#### DESCRIPTION OF THE TASK
Rewrite each of the entries below as a JSON list of strings, one string per line, omitting any blank lines.

#### DATA SHOWN
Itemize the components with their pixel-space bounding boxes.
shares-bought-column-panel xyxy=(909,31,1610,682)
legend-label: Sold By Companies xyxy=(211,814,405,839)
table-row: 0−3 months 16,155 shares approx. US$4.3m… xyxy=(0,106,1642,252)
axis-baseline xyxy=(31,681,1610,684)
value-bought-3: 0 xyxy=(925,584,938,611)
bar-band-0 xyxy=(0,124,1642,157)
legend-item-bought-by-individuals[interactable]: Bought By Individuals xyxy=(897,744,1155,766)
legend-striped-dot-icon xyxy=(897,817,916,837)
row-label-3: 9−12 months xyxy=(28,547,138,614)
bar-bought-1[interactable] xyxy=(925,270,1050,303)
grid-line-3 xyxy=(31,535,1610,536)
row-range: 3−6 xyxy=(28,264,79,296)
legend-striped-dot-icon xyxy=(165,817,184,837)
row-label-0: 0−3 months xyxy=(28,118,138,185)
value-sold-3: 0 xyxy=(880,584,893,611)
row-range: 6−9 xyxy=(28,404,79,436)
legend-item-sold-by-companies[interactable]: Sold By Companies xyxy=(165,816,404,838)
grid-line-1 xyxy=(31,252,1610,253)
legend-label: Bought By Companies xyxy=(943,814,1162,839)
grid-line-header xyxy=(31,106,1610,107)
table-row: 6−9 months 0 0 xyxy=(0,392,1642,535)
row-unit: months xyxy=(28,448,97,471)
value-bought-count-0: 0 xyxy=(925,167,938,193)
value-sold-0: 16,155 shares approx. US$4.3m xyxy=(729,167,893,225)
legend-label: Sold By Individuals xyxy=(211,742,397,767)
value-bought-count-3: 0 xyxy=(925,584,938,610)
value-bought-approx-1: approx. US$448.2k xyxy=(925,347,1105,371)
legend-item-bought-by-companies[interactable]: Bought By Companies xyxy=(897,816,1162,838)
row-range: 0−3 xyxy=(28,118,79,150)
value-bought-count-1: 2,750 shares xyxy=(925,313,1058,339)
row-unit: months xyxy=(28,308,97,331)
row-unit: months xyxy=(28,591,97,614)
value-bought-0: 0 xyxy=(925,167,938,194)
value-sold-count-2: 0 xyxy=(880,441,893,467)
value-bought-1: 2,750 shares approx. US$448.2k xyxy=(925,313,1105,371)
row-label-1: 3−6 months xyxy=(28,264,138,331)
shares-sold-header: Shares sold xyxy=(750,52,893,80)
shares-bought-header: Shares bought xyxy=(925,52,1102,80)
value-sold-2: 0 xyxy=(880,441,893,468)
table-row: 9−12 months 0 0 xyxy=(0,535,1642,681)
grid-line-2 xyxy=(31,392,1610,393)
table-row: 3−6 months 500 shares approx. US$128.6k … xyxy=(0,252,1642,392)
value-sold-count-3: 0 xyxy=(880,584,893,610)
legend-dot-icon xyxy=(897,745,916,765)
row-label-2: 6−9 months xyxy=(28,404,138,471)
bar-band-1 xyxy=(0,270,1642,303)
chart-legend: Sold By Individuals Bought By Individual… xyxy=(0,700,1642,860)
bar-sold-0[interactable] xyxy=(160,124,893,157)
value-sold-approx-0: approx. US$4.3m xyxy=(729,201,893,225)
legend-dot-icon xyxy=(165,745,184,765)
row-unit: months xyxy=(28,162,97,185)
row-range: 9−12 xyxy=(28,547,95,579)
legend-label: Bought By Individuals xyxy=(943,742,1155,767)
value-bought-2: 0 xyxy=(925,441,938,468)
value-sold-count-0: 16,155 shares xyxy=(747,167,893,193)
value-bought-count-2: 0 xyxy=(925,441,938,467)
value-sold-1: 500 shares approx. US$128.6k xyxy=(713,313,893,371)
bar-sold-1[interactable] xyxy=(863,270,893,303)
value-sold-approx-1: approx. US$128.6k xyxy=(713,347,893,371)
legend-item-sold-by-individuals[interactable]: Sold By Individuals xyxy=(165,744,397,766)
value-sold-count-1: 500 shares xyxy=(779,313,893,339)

#### SOLVED PROBLEM
[
  "Itemize the components with their pixel-space bounding boxes.",
  "shares-bought-column-panel xyxy=(909,31,1610,682)",
  "legend-label: Sold By Companies xyxy=(211,814,405,839)",
  "table-row: 0−3 months 16,155 shares approx. US$4.3m… xyxy=(0,106,1642,252)",
  "axis-baseline xyxy=(31,681,1610,684)",
  "value-bought-3: 0 xyxy=(925,584,938,611)",
  "bar-band-0 xyxy=(0,124,1642,157)",
  "legend-item-bought-by-individuals[interactable]: Bought By Individuals xyxy=(897,744,1155,766)",
  "legend-striped-dot-icon xyxy=(897,817,916,837)",
  "row-label-3: 9−12 months xyxy=(28,547,138,614)",
  "bar-bought-1[interactable] xyxy=(925,270,1050,303)",
  "grid-line-3 xyxy=(31,535,1610,536)",
  "row-range: 3−6 xyxy=(28,264,79,296)",
  "legend-striped-dot-icon xyxy=(165,817,184,837)",
  "row-label-0: 0−3 months xyxy=(28,118,138,185)",
  "value-sold-3: 0 xyxy=(880,584,893,611)",
  "row-range: 6−9 xyxy=(28,404,79,436)",
  "legend-item-sold-by-companies[interactable]: Sold By Companies xyxy=(165,816,404,838)",
  "grid-line-1 xyxy=(31,252,1610,253)",
  "legend-label: Bought By Companies xyxy=(943,814,1162,839)",
  "grid-line-header xyxy=(31,106,1610,107)",
  "table-row: 6−9 months 0 0 xyxy=(0,392,1642,535)",
  "row-unit: months xyxy=(28,448,97,471)",
  "value-bought-count-0: 0 xyxy=(925,167,938,193)",
  "value-sold-0: 16,155 shares approx. US$4.3m xyxy=(729,167,893,225)",
  "legend-label: Sold By Individuals xyxy=(211,742,397,767)",
  "value-bought-count-3: 0 xyxy=(925,584,938,610)",
  "value-bought-approx-1: approx. US$448.2k xyxy=(925,347,1105,371)",
  "legend-item-bought-by-companies[interactable]: Bought By Companies xyxy=(897,816,1162,838)",
  "row-range: 0−3 xyxy=(28,118,79,150)",
  "value-bought-count-1: 2,750 shares xyxy=(925,313,1058,339)",
  "row-unit: months xyxy=(28,308,97,331)",
  "row-unit: months xyxy=(28,591,97,614)",
  "value-bought-0: 0 xyxy=(925,167,938,194)",
  "value-sold-count-2: 0 xyxy=(880,441,893,467)",
  "value-bought-1: 2,750 shares approx. US$448.2k xyxy=(925,313,1105,371)",
  "row-label-1: 3−6 months xyxy=(28,264,138,331)",
  "shares-sold-header: Shares sold xyxy=(750,52,893,80)",
  "shares-bought-header: Shares bought xyxy=(925,52,1102,80)",
  "value-sold-2: 0 xyxy=(880,441,893,468)",
  "table-row: 9−12 months 0 0 xyxy=(0,535,1642,681)",
  "grid-line-2 xyxy=(31,392,1610,393)",
  "table-row: 3−6 months 500 shares approx. US$128.6k … xyxy=(0,252,1642,392)",
  "value-sold-count-3: 0 xyxy=(880,584,893,610)",
  "legend-dot-icon xyxy=(897,745,916,765)",
  "row-label-2: 6−9 months xyxy=(28,404,138,471)",
  "bar-band-1 xyxy=(0,270,1642,303)",
  "chart-legend: Sold By Individuals Bought By Individual… xyxy=(0,700,1642,860)",
  "bar-sold-0[interactable] xyxy=(160,124,893,157)",
  "value-sold-approx-0: approx. US$4.3m xyxy=(729,201,893,225)",
  "legend-dot-icon xyxy=(165,745,184,765)",
  "row-unit: months xyxy=(28,162,97,185)",
  "row-range: 9−12 xyxy=(28,547,95,579)",
  "legend-label: Bought By Individuals xyxy=(943,742,1155,767)",
  "value-bought-2: 0 xyxy=(925,441,938,468)",
  "value-sold-count-0: 16,155 shares xyxy=(747,167,893,193)",
  "value-bought-count-2: 0 xyxy=(925,441,938,467)",
  "value-sold-1: 500 shares approx. US$128.6k xyxy=(713,313,893,371)",
  "bar-sold-1[interactable] xyxy=(863,270,893,303)",
  "value-sold-approx-1: approx. US$128.6k xyxy=(713,347,893,371)",
  "legend-item-sold-by-individuals[interactable]: Sold By Individuals xyxy=(165,744,397,766)",
  "value-sold-count-1: 500 shares xyxy=(779,313,893,339)"
]